§ **YOUR INSTRUCTIONS**: What number of lines in the material contain the word "JSON"? Give that number alone.

(Figure content listings)
══════════════════════════════

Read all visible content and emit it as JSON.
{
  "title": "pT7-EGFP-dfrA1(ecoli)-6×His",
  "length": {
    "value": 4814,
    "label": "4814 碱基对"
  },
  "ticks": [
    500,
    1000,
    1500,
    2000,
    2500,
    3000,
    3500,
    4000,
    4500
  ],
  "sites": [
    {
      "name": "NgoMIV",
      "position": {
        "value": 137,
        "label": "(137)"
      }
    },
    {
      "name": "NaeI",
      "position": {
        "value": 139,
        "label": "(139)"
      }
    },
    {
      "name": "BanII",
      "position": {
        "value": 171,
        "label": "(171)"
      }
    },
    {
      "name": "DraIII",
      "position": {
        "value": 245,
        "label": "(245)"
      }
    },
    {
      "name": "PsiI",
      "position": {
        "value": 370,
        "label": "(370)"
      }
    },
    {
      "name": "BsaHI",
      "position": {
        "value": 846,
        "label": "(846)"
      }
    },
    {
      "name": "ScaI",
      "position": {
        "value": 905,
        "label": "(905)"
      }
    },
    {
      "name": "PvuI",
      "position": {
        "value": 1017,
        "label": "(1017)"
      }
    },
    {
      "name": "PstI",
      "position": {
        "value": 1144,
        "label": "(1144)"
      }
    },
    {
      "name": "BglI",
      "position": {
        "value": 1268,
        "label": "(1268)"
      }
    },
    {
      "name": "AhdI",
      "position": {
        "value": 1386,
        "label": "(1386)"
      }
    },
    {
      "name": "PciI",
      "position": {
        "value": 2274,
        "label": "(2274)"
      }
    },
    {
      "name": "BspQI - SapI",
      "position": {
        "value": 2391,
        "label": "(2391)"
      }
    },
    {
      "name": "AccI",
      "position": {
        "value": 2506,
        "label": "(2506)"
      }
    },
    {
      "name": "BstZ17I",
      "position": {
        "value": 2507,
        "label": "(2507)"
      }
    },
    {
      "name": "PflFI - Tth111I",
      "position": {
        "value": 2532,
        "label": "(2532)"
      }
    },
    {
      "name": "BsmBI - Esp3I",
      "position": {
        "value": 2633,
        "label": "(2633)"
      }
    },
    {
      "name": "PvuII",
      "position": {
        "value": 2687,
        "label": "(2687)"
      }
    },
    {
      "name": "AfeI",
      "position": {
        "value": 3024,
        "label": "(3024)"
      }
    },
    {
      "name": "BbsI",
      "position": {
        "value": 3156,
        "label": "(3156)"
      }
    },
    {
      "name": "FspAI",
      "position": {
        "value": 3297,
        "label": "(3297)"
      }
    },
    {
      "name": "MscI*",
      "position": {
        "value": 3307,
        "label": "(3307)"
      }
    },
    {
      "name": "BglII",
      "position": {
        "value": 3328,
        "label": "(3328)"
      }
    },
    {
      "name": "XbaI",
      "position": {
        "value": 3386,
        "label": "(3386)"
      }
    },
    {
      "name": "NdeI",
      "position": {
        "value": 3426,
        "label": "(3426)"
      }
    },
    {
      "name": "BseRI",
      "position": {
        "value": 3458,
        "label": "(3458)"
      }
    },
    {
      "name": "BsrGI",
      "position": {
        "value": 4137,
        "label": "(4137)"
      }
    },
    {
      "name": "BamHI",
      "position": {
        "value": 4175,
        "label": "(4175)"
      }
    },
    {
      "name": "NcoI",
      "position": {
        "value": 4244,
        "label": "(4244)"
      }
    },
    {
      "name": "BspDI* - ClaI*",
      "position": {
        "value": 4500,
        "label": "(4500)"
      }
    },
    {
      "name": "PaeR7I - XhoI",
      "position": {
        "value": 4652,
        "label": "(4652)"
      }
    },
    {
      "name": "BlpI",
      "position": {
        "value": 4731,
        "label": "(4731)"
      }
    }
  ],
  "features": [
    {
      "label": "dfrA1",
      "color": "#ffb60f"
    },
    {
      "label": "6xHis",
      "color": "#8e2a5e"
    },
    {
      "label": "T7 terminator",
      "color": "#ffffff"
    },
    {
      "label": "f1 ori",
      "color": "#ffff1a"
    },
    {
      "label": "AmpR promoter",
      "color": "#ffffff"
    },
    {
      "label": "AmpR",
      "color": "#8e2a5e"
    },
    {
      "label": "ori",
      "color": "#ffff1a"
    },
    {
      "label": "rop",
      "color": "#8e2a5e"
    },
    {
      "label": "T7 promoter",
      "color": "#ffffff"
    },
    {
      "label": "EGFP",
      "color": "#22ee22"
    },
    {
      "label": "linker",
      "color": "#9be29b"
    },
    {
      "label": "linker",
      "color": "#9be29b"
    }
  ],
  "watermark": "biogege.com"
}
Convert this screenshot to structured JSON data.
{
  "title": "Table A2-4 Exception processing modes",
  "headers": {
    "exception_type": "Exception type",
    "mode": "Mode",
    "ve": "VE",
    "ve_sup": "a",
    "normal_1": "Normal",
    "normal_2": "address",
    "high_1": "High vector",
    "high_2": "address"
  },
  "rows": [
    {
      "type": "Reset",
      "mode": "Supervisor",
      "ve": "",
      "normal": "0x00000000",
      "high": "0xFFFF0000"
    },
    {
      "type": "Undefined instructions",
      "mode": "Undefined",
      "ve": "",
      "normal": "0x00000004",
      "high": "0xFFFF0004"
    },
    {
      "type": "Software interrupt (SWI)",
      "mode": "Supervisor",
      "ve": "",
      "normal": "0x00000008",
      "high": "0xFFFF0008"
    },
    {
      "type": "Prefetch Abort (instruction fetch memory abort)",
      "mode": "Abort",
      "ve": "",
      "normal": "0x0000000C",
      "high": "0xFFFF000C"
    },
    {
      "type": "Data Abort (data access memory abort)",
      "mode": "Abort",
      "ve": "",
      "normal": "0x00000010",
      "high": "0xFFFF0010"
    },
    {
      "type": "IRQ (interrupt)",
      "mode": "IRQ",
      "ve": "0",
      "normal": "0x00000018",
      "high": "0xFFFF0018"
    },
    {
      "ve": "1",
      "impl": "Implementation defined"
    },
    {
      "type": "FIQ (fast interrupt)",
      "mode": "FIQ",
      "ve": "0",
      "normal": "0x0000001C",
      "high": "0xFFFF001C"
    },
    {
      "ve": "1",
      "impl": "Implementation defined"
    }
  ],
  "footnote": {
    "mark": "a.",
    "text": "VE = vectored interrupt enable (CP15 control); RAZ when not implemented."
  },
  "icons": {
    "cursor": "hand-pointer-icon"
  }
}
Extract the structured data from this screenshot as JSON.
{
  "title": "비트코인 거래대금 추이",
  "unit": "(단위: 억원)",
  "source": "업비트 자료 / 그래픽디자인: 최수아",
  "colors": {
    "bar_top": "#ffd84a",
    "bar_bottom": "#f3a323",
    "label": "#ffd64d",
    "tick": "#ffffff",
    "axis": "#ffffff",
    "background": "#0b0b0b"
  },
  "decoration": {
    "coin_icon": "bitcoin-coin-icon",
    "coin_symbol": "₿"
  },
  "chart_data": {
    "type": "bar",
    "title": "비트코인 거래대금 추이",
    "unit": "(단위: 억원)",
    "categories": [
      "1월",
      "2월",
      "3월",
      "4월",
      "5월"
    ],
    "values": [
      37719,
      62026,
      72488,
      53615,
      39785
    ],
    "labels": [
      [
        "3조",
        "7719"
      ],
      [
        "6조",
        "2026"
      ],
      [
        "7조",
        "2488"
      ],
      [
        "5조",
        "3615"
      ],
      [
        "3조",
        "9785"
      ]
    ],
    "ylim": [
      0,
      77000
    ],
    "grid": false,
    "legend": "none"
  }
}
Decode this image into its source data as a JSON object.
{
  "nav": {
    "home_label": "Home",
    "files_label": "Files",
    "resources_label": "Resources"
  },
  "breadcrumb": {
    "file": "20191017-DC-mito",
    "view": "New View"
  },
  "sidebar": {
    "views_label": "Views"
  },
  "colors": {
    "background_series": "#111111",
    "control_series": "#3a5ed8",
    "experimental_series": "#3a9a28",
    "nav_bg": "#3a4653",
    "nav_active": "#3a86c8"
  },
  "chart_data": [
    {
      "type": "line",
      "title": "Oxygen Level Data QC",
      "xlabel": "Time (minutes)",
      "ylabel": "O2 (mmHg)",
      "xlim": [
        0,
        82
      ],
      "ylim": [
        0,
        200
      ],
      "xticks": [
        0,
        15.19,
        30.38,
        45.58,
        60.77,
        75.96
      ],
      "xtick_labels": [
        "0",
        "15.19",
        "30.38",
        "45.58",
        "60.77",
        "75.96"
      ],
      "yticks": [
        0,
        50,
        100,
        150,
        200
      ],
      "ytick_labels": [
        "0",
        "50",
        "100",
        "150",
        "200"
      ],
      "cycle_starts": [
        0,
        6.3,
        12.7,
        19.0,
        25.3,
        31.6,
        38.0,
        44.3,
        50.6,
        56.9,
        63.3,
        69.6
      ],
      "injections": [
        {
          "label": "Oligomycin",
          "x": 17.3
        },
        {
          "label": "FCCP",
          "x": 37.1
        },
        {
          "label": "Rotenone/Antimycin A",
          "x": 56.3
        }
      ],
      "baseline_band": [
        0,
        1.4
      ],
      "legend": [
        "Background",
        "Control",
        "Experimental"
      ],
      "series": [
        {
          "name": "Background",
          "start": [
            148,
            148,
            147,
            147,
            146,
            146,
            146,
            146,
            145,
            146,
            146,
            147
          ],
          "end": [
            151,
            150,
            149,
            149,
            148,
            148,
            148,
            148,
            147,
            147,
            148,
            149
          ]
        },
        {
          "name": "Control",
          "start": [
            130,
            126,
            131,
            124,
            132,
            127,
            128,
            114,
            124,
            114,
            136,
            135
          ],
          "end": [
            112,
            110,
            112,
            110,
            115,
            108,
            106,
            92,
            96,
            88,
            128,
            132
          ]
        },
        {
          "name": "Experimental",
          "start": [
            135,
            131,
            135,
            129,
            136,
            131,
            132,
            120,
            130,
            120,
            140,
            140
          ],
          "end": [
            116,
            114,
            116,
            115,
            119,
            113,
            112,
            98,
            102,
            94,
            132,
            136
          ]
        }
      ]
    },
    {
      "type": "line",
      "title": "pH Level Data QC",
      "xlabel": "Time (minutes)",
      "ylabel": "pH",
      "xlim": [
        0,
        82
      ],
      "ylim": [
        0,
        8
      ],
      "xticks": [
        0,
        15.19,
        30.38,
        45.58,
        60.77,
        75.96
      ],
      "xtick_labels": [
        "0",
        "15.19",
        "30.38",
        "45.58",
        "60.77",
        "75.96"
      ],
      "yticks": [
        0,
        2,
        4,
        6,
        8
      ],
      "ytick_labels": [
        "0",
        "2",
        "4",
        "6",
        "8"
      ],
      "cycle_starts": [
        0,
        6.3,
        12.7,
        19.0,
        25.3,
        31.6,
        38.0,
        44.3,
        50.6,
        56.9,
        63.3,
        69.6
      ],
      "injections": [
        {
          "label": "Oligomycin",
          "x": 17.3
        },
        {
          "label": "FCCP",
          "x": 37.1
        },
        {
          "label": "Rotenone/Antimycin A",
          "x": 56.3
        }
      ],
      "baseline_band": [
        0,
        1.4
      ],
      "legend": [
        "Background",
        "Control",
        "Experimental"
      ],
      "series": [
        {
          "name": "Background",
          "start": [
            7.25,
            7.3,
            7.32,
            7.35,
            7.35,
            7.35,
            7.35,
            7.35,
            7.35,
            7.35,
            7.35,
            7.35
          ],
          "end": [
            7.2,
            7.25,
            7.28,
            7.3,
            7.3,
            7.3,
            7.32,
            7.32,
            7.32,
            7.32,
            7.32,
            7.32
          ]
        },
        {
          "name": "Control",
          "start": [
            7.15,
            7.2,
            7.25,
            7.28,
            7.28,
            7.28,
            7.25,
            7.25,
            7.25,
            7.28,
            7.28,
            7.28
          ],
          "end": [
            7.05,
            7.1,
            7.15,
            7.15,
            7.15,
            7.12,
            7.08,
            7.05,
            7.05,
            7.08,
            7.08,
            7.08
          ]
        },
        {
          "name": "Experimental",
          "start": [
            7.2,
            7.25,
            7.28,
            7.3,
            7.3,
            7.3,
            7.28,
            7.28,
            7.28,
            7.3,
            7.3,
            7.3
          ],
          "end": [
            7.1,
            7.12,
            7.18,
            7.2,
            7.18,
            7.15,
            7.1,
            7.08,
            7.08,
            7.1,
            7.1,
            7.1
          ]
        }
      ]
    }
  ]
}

══════════════════════════════

§ **IN RESPONSE**: 4